▼
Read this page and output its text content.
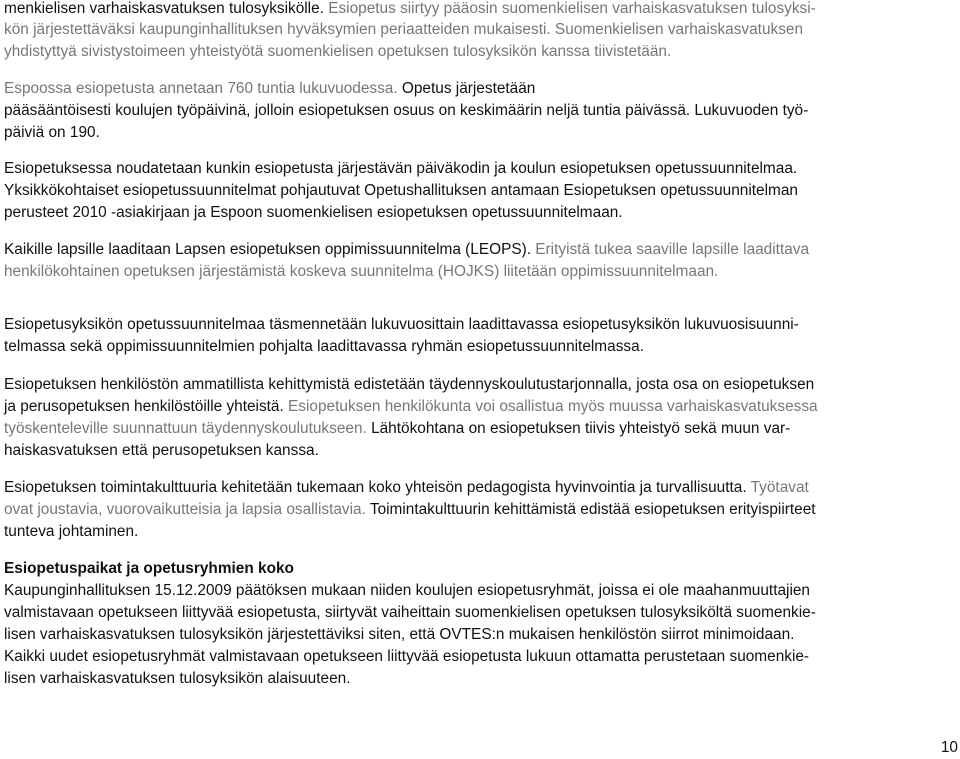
menkielisen varhaiskasvatuksen tulosyksikölle. Esiopetus siirtyy pääosin suomenkielisen varhaiskasvatuksen tulosyksi-
kön järjestettäväksi kaupunginhallituksen hyväksymien periaatteiden mukaisesti. Suomenkielisen varhaiskasvatuksen
yhdistyttyä sivistystoimeen yhteistyötä suomenkielisen opetuksen tulosyksikön kanssa tiivistetään.
Espoossa esiopetusta annetaan 760 tuntia lukuvuodessa. Opetus järjestetään
pääsääntöisesti koulujen työpäivinä, jolloin esiopetuksen osuus on keskimäärin neljä tuntia päivässä. Lukuvuoden työ-
päiviä on 190.
Esiopetuksessa noudatetaan kunkin esiopetusta järjestävän päiväkodin ja koulun esiopetuksen opetussuunnitelmaa.
Yksikkökohtaiset esiopetussuunnitelmat pohjautuvat Opetushallituksen antamaan Esiopetuksen opetussuunnitelman
perusteet 2010 -asiakirjaan ja Espoon suomenkielisen esiopetuksen opetussuunnitelmaan.
Kaikille lapsille laaditaan Lapsen esiopetuksen oppimissuunnitelma (LEOPS). Erityistä tukea saaville lapsille laadittava
henkilökohtainen opetuksen järjestämistä koskeva suunnitelma (HOJKS) liitetään oppimissuunnitelmaan.
Esiopetusyksikön opetussuunnitelmaa täsmennetään lukuvuosittain laadittavassa esiopetusyksikön lukuvuosisuunni-
telmassa sekä oppimissuunnitelmien pohjalta laadittavassa ryhmän esiopetussuunnitelmassa.
Esiopetuksen henkilöstön ammatillista kehittymistä edistetään täydennyskoulutustarjonnalla, josta osa on esiopetuksen
ja perusopetuksen henkilöstöille yhteistä. Esiopetuksen henkilökunta voi osallistua myös muussa varhaiskasvatuksessa
työskenteleville suunnattuun täydennyskoulutukseen. Lähtökohtana on esiopetuksen tiivis yhteistyö sekä muun var-
haiskasvatuksen että perusopetuksen kanssa.
Esiopetuksen toimintakulttuuria kehitetään tukemaan koko yhteisön pedagogista hyvinvointia ja turvallisuutta. Työtavat
ovat joustavia, vuorovaikutteisia ja lapsia osallistavia. Toimintakulttuurin kehittämistä edistää esiopetuksen erityispiirteet
tunteva johtaminen.
Esiopetuspaikat ja opetusryhmien koko
Kaupunginhallituksen 15.12.2009 päätöksen mukaan niiden koulujen esiopetusryhmät, joissa ei ole maahanmuuttajien
valmistavaan opetukseen liittyvää esiopetusta, siirtyvät vaiheittain suomenkielisen opetuksen tulosyksiköltä suomenkie-
lisen varhaiskasvatuksen tulosyksikön järjestettäviksi siten, että OVTES:n mukaisen henkilöstön siirrot minimoidaan.
Kaikki uudet esiopetusryhmät valmistavaan opetukseen liittyvää esiopetusta lukuun ottamatta perustetaan suomenkie-
lisen varhaiskasvatuksen tulosyksikön alaisuuteen.
10
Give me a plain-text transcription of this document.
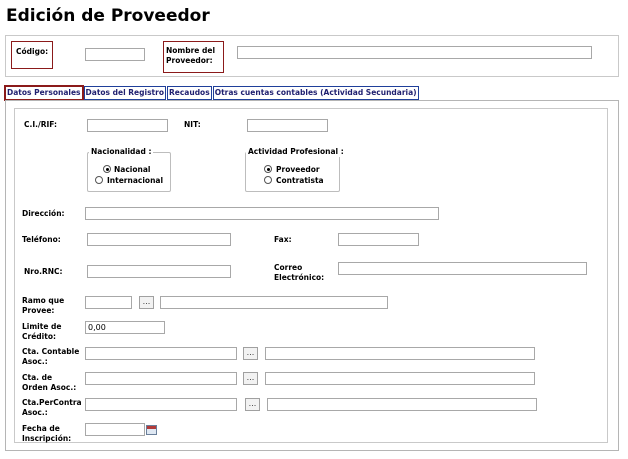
Edición de Proveedor
Código:	Nombre del Proveedor:
Datos Personales Datos del Registro Recaudos Otras cuentas contables (Actividad Secundaria)
C.I./RIF:	NIT:
Nacionalidad :
Nacional
Internacional
Actividad Profesional :
Proveedor
Contratista
Dirección:
Teléfono:	Fax:
Nro.RNC:	Correo Electrónico:
Ramo que Provee:
...
Limite de Crédito:
0,00
Cta. Contable Asoc.:
...
Cta. de Orden Asoc.:
...
Cta.PerContra Asoc.:
...
Fecha de Inscripción:
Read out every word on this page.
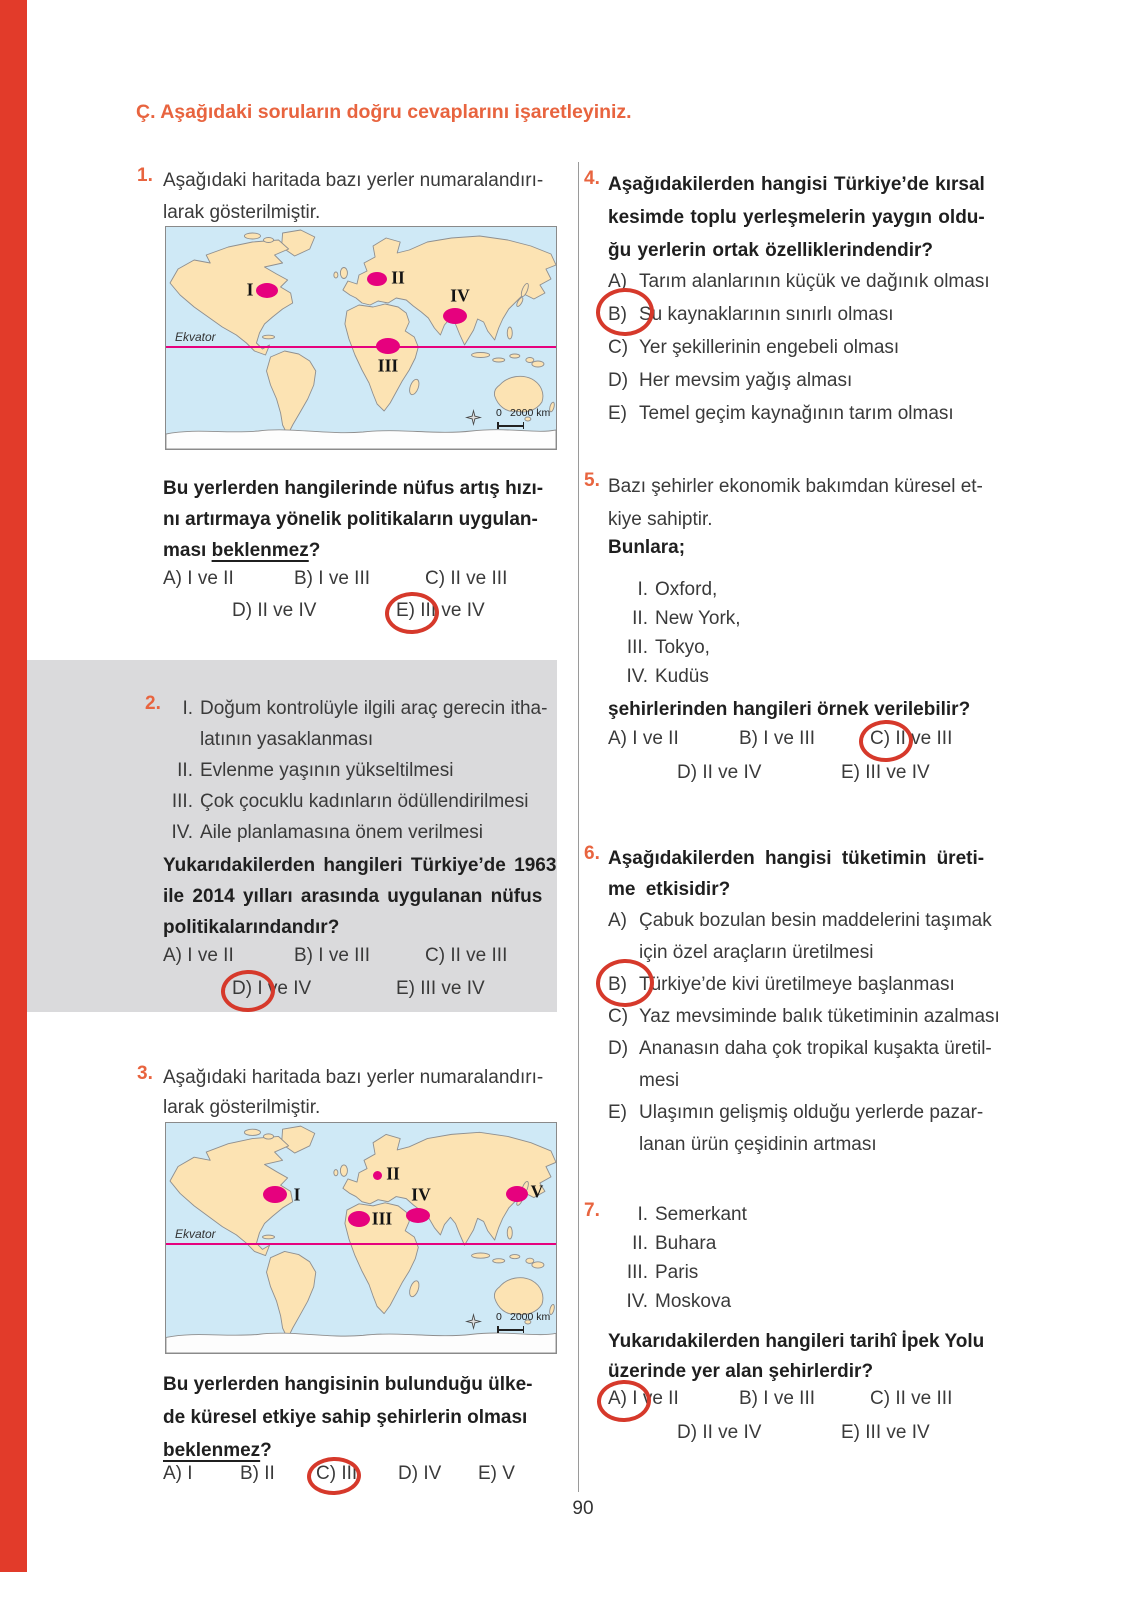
Ç. Aşağıdaki soruların doğru cevaplarını işaretleyiniz.
1. Aşağıdaki haritada bazı yerler numaralandırı-
larak gösterilmiştir.
Ekvator
I
II
III
IV
0 2000 km
Bu yerlerden hangilerinde nüfus artış hızı-
nı artırmaya yönelik politikaların uygulan-
ması beklenmez?
A) I ve II	B) I ve III	C) II ve III
D) II ve IV	E) III ve IV
2.	I. Doğum kontrolüyle ilgili araç gerecin itha-
latının yasaklanması
II. Evlenme yaşının yükseltilmesi
III. Çok çocuklu kadınların ödüllendirilmesi
IV. Aile planlamasına önem verilmesi
Yukarıdakilerden hangileri Türkiye’de 1963
ile 2014 yılları arasında uygulanan nüfus
politikalarındandır?
A) I ve II	B) I ve III	C) II ve III
D) I ve IV	E) III ve IV
3. Aşağıdaki haritada bazı yerler numaralandırı-
larak gösterilmiştir.
Ekvator
I
II
III
IV	V
0 2000 km
Bu yerlerden hangisinin bulunduğu ülke-
de küresel etkiye sahip şehirlerin olması
beklenmez?
A) I	B) II	C) III	D) IV	E) V
4. Aşağıdakilerden hangisi Türkiye’de kırsal
kesimde toplu yerleşmelerin yaygın oldu-
ğu yerlerin ortak özelliklerindendir?
A) Tarım alanlarının küçük ve dağınık olması
B) Su kaynaklarının sınırlı olması
C) Yer şekillerinin engebeli olması
D) Her mevsim yağış alması
E) Temel geçim kaynağının tarım olması
5. Bazı şehirler ekonomik bakımdan küresel et-
kiye sahiptir.
Bunlara;
I. Oxford,
II. New York,
III. Tokyo,
IV. Kudüs
şehirlerinden hangileri örnek verilebilir?
A) I ve II	B) I ve III	C) II ve III
D) II ve IV	E) III ve IV
6. Aşağıdakilerden hangisi tüketimin üreti-
me etkisidir?
A) Çabuk bozulan besin maddelerini taşımak
için özel araçların üretilmesi
B) Türkiye’de kivi üretilmeye başlanması
C) Yaz mevsiminde balık tüketiminin azalması
D) Ananasın daha çok tropikal kuşakta üretil-
mesi
E) Ulaşımın gelişmiş olduğu yerlerde pazar-
lanan ürün çeşidinin artması
7.	I. Semerkant
II. Buhara
III. Paris
IV. Moskova
Yukarıdakilerden hangileri tarihî İpek Yolu
üzerinde yer alan şehirlerdir?
A) I ve II	B) I ve III	C) II ve III
D) II ve IV	E) III ve IV
90
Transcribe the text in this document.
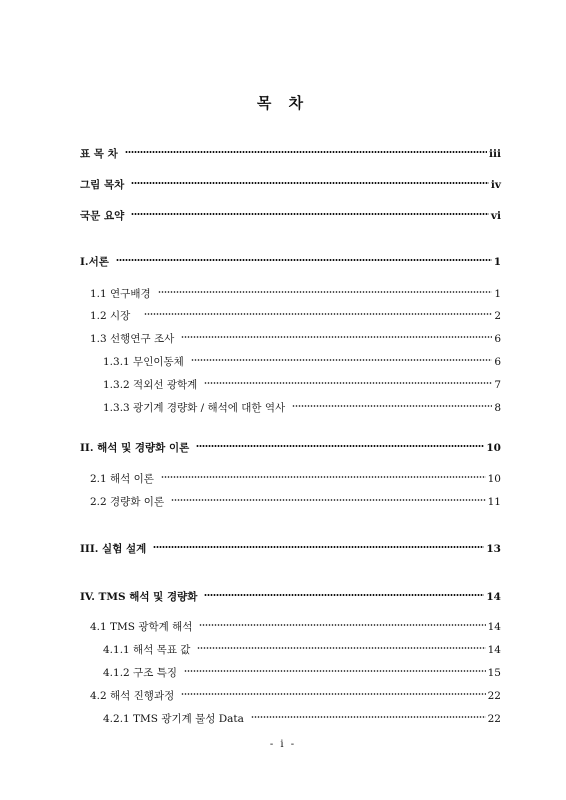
목 차
표 목 차	iii
그림 목차	iv
국문 요약	vi
I.서론	1
1.1 연구배경	1
1.2 시장	2
1.3 선행연구 조사	6
1.3.1 무인이동체	6
1.3.2 적외선 광학계	7
1.3.3 광기계 경량화 / 해석에 대한 역사	8
II. 해석 및 경량화 이론	10
2.1 해석 이론	10
2.2 경량화 이론	11
III. 실험 설계	13
IV. TMS 해석 및 경량화	14
4.1 TMS 광학계 해석	14
4.1.1 해석 목표 값	14
4.1.2 구조 특징	15
4.2 해석 진행과정	22
4.2.1 TMS 광기계 물성 Data	22
- i -
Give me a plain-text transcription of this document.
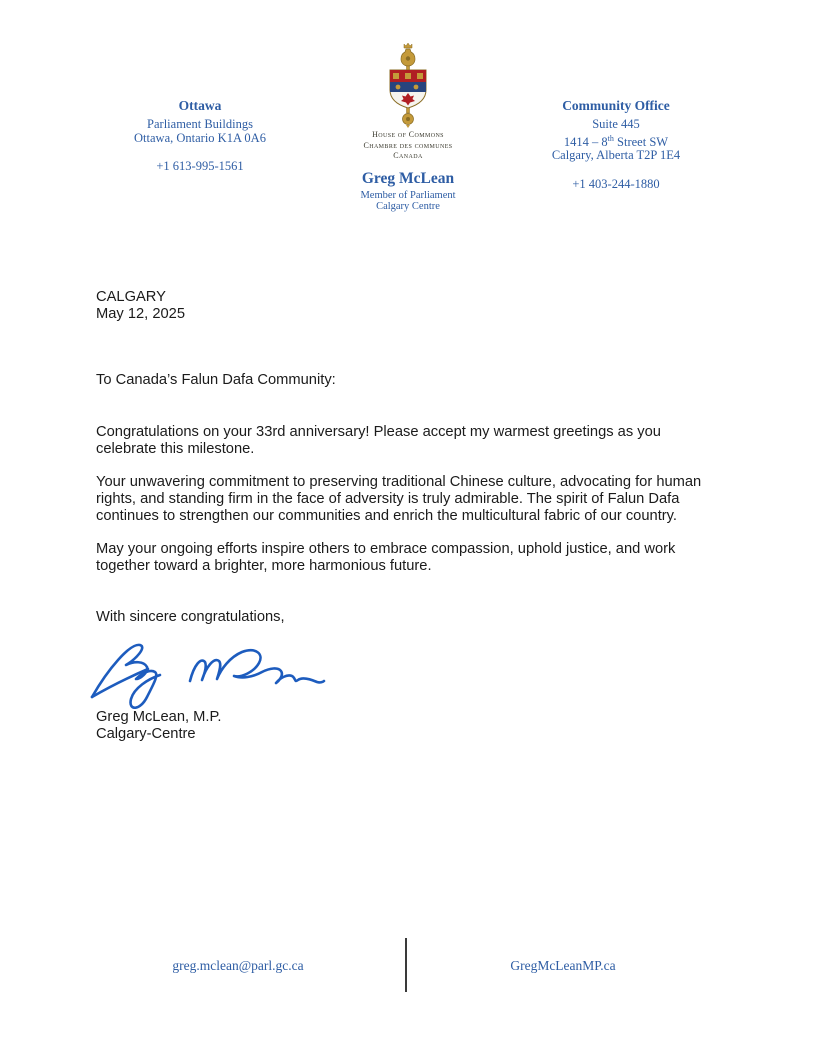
Ottawa
Parliament Buildings
Ottawa, Ontario K1A 0A6
+1 613-995-1561
House of Commons
Chambre des communes
Canada
Greg McLean
Member of Parliament
Calgary Centre
Community Office
Suite 445
1414 – 8th Street SW
Calgary, Alberta T2P 1E4
+1 403-244-1880
CALGARY
May 12, 2025

To Canada’s Falun Dafa Community:

Congratulations on your 33rd anniversary! Please accept my warmest greetings as you celebrate this milestone.

Your unwavering commitment to preserving traditional Chinese culture, advocating for human rights, and standing firm in the face of adversity is truly admirable. The spirit of Falun Dafa continues to strengthen our communities and enrich the multicultural fabric of our country.

May your ongoing efforts inspire others to embrace compassion, uphold justice, and work together toward a brighter, more harmonious future.

With sincere congratulations,

Greg McLean, M.P.
Calgary-Centre
greg.mclean@parl.gc.ca	GregMcLeanMP.ca
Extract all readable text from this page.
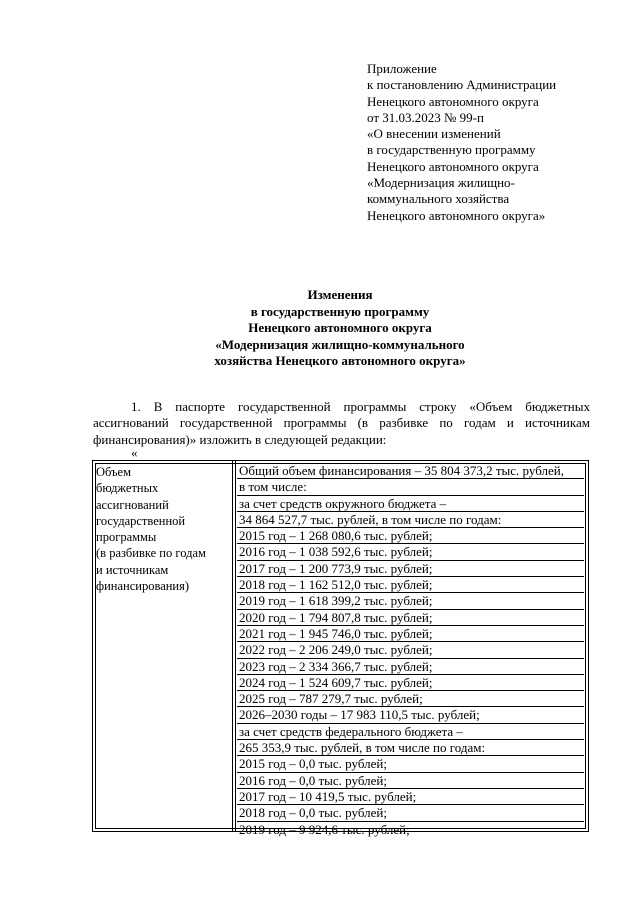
Приложение
к постановлению Администрации
Ненецкого автономного округа
от 31.03.2023 № 99-п
«О внесении изменений
в государственную программу
Ненецкого автономного округа
«Модернизация жилищно-
коммунального хозяйства
Ненецкого автономного округа»
Изменения
в государственную программу
Ненецкого автономного округа
«Модернизация жилищно-коммунального
хозяйства Ненецкого автономного округа»
1. В паспорте государственной программы строку «Объем бюджетных ассигнований государственной программы (в разбивке по годам и источникам финансирования)» изложить в следующей редакции:
«
Объем
бюджетных
ассигнований
государственной
программы
(в разбивке по годам
и источникам
финансирования)
Общий объем финансирования – 35 804 373,2 тыс. рублей,
в том числе:
за счет средств окружного бюджета –
34 864 527,7 тыс. рублей, в том числе по годам:
2015 год – 1 268 080,6 тыс. рублей;
2016 год – 1 038 592,6 тыс. рублей;
2017 год – 1 200 773,9 тыс. рублей;
2018 год – 1 162 512,0 тыс. рублей;
2019 год – 1 618 399,2 тыс. рублей;
2020 год – 1 794 807,8 тыс. рублей;
2021 год – 1 945 746,0 тыс. рублей;
2022 год – 2 206 249,0 тыс. рублей;
2023 год – 2 334 366,7 тыс. рублей;
2024 год – 1 524 609,7 тыс. рублей;
2025 год – 787 279,7 тыс. рублей;
2026–2030 годы – 17 983 110,5 тыс. рублей;
за счет средств федерального бюджета –
265 353,9 тыс. рублей, в том числе по годам:
2015 год – 0,0 тыс. рублей;
2016 год – 0,0 тыс. рублей;
2017 год – 10 419,5 тыс. рублей;
2018 год – 0,0 тыс. рублей;
2019 год – 9 924,6 тыс. рублей;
▲
Using the material above, gather every line that includes "liittyvää".

valmistavaan opetukseen liittyvää esiopetusta, siirtyvät vaiheittain suomenkielisen opetuksen tulosyksiköltä suomenkie-
Kaikki uudet esiopetusryhmät valmistavaan opetukseen liittyvää esiopetusta lukuun ottamatta perustetaan suomenkie-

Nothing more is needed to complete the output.